===== Records to process

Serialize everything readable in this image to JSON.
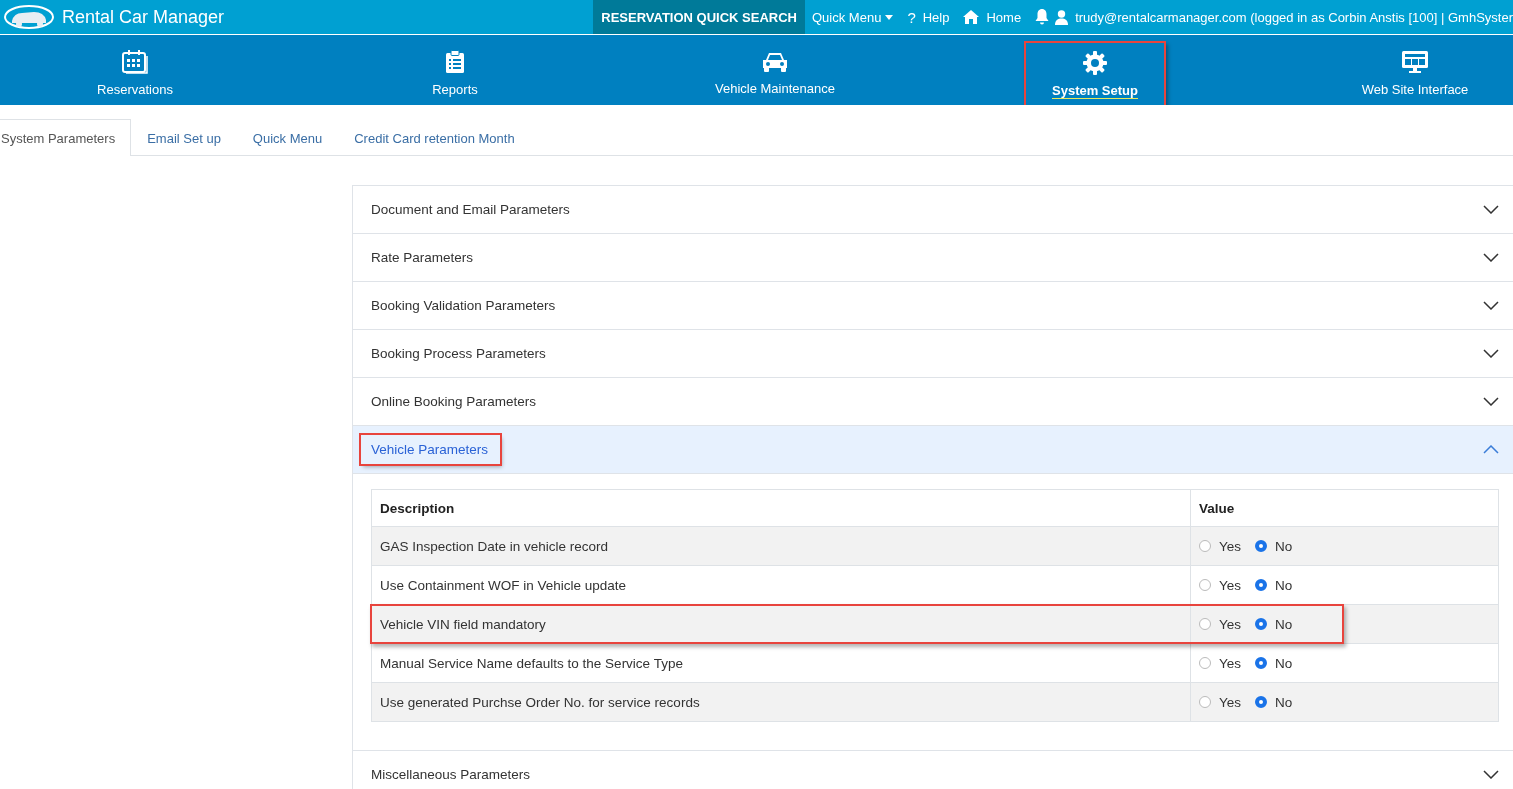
{
  "top_bar": {
    "app_title": "Rental Car Manager",
    "quick_search": "RESERVATION QUICK SEARCH",
    "links": [
      {
        "kind": "menu",
        "label": "Quick Menu"
      },
      {
        "kind": "help",
        "icon": "?",
        "label": "Help"
      },
      {
        "kind": "home",
        "label": "Home"
      },
      {
        "kind": "bell"
      },
      {
        "kind": "user",
        "label": "trudy@rentalcarmanager.com (logged in as Corbin Anstis [100] | GmhSyster"
      }
    ]
  },
  "nav": [
    {
      "kind": "calendar",
      "label": "Reservations",
      "selected": false,
      "highlighted": false
    },
    {
      "kind": "clipboard",
      "label": "Reports",
      "selected": false,
      "highlighted": false
    },
    {
      "kind": "car",
      "label": "Vehicle Maintenance",
      "selected": false,
      "highlighted": false
    },
    {
      "kind": "gear",
      "label": "System Setup",
      "selected": true,
      "highlighted": true
    },
    {
      "kind": "monitor",
      "label": "Web Site Interface",
      "selected": false,
      "highlighted": false
    }
  ],
  "tabs": [
    {
      "label": "System Parameters",
      "selected": true
    },
    {
      "label": "Email Set up",
      "selected": false
    },
    {
      "label": "Quick Menu",
      "selected": false
    },
    {
      "label": "Credit Card retention Month",
      "selected": false
    }
  ],
  "sections": [
    {
      "title": "Document and Email Parameters",
      "expanded": false,
      "highlighted": false
    },
    {
      "title": "Rate Parameters",
      "expanded": false,
      "highlighted": false
    },
    {
      "title": "Booking Validation Parameters",
      "expanded": false,
      "highlighted": false
    },
    {
      "title": "Booking Process Parameters",
      "expanded": false,
      "highlighted": false
    },
    {
      "title": "Online Booking Parameters",
      "expanded": false,
      "highlighted": false
    },
    {
      "title": "Vehicle Parameters",
      "expanded": true,
      "highlighted": true,
      "table": {
        "columns": [
          "Description",
          "Value"
        ],
        "rows": [
          {
            "description": "GAS Inspection Date in vehicle record",
            "options": [
              {
                "label": "Yes",
                "selected": false
              },
              {
                "label": "No",
                "selected": true
              }
            ],
            "highlighted": false
          },
          {
            "description": "Use Containment WOF in Vehicle update",
            "options": [
              {
                "label": "Yes",
                "selected": false
              },
              {
                "label": "No",
                "selected": true
              }
            ],
            "highlighted": false
          },
          {
            "description": "Vehicle VIN field mandatory",
            "options": [
              {
                "label": "Yes",
                "selected": false
              },
              {
                "label": "No",
                "selected": true
              }
            ],
            "highlighted": true
          },
          {
            "description": "Manual Service Name defaults to the Service Type",
            "options": [
              {
                "label": "Yes",
                "selected": false
              },
              {
                "label": "No",
                "selected": true
              }
            ],
            "highlighted": false
          },
          {
            "description": "Use generated Purchse Order No. for service records",
            "options": [
              {
                "label": "Yes",
                "selected": false
              },
              {
                "label": "No",
                "selected": true
              }
            ],
            "highlighted": false
          }
        ]
      }
    },
    {
      "title": "Miscellaneous Parameters",
      "expanded": false,
      "highlighted": false
    }
  ]
}
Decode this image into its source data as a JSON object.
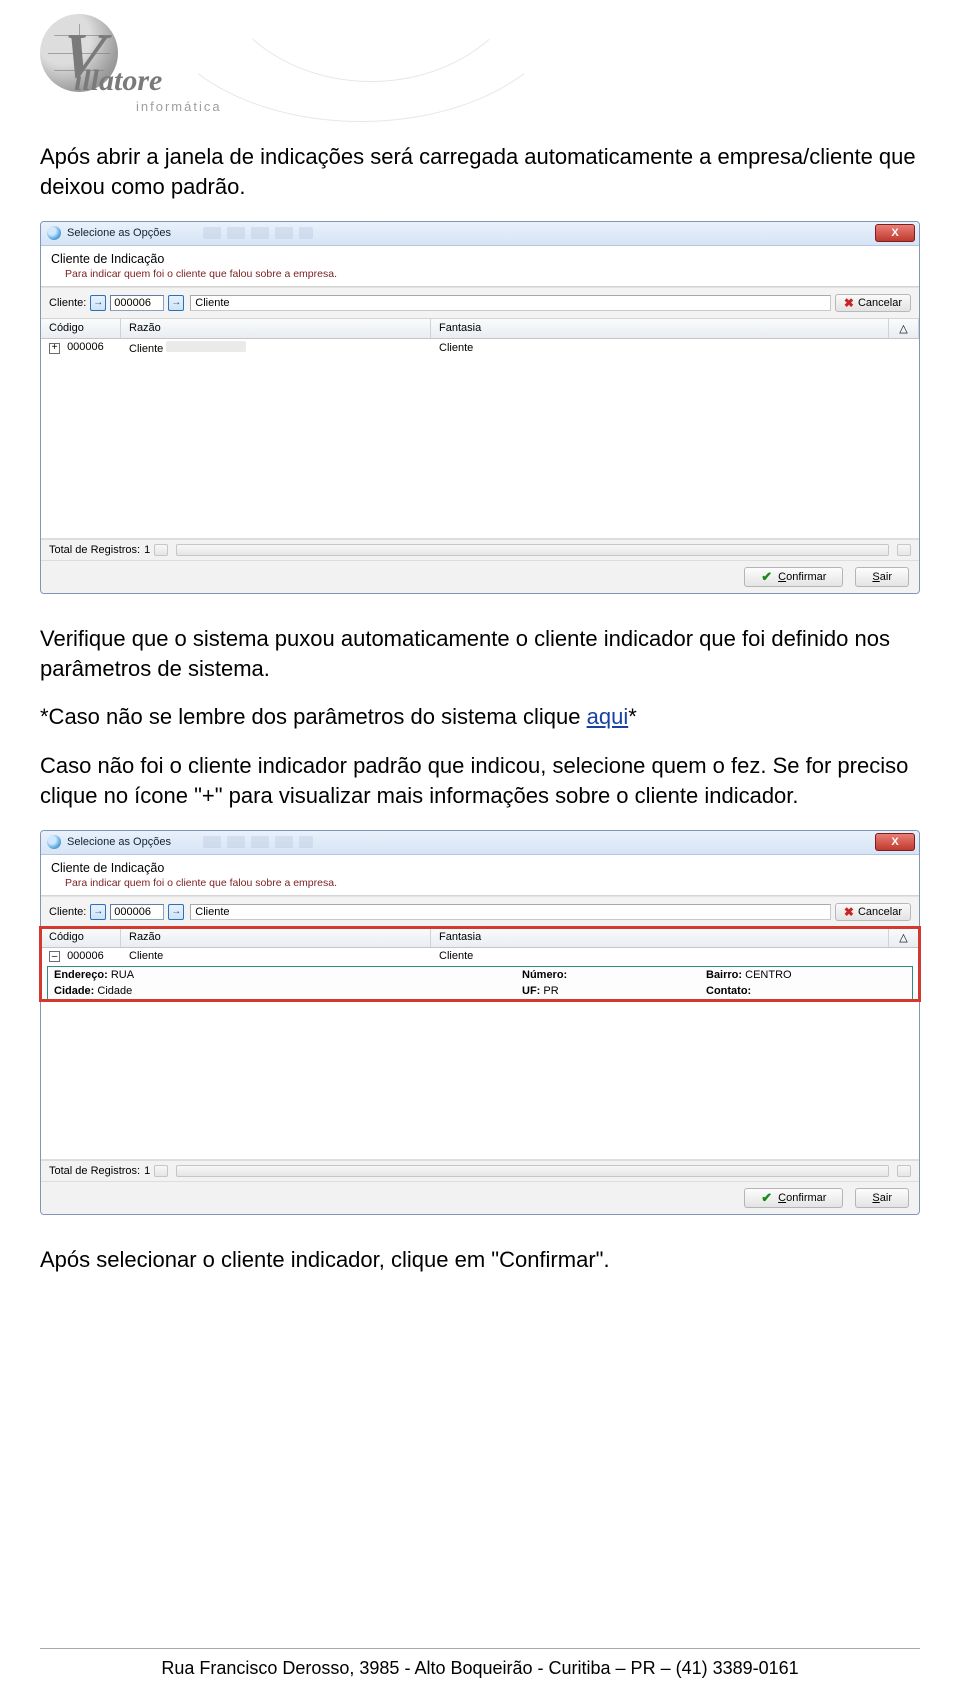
{
  "logo": {
    "wordmark": "illatore",
    "tag": "informática",
    "initial": "V"
  },
  "body": {
    "p1": "Após abrir a janela de indicações será carregada automaticamente a empresa/cliente que deixou como padrão.",
    "p2": "Verifique que o sistema puxou automaticamente o cliente indicador que foi definido nos parâmetros de sistema.",
    "p3_pre": "*Caso não se lembre dos parâmetros do sistema clique ",
    "p3_link": "aqui",
    "p3_post": "*",
    "p4": "Caso não foi o cliente indicador padrão que indicou, selecione quem o fez. Se for preciso clique no ícone \"+\" para visualizar mais informações sobre o cliente indicador.",
    "p5": "Após selecionar o cliente indicador, clique em \"Confirmar\"."
  },
  "window": {
    "title": "Selecione as Opções",
    "close_glyph": "X",
    "section_title": "Cliente de Indicação",
    "section_sub": "Para indicar quem foi o cliente que falou sobre a empresa.",
    "toolbar": {
      "cliente_label": "Cliente:",
      "code": "000006",
      "name": "Cliente",
      "cancel": "Cancelar"
    },
    "grid": {
      "col_codigo": "Código",
      "col_razao": "Razão",
      "col_fantasia": "Fantasia",
      "col_tri": "△",
      "row0": {
        "codigo": "000006",
        "razao": "Cliente",
        "fantasia": "Cliente"
      }
    },
    "details": {
      "endereco_l": "Endereço:",
      "endereco_v": "RUA",
      "numero_l": "Número:",
      "numero_v": "",
      "bairro_l": "Bairro:",
      "bairro_v": "CENTRO",
      "cidade_l": "Cidade:",
      "cidade_v": "Cidade",
      "uf_l": "UF:",
      "uf_v": "PR",
      "contato_l": "Contato:",
      "contato_v": ""
    },
    "footer": {
      "total_label": "Total de Registros:",
      "total": "1"
    },
    "buttons": {
      "confirm": "Confirmar",
      "confirm_ul": "C",
      "exit": "Sair",
      "exit_ul": "S"
    }
  },
  "page_footer": "Rua Francisco Derosso, 3985  - Alto Boqueirão - Curitiba – PR  – (41) 3389-0161"
}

==========

» Problem:
Gather, from the listing above, every line carrying the word "Após".

» Problem solution:
    "p1": "Após abrir a janela de indicações será carregada automaticamente a empresa/cliente que deixou como padrão.",
    "p5": "Após selecionar o cliente indicador, clique em \"Confirmar\"."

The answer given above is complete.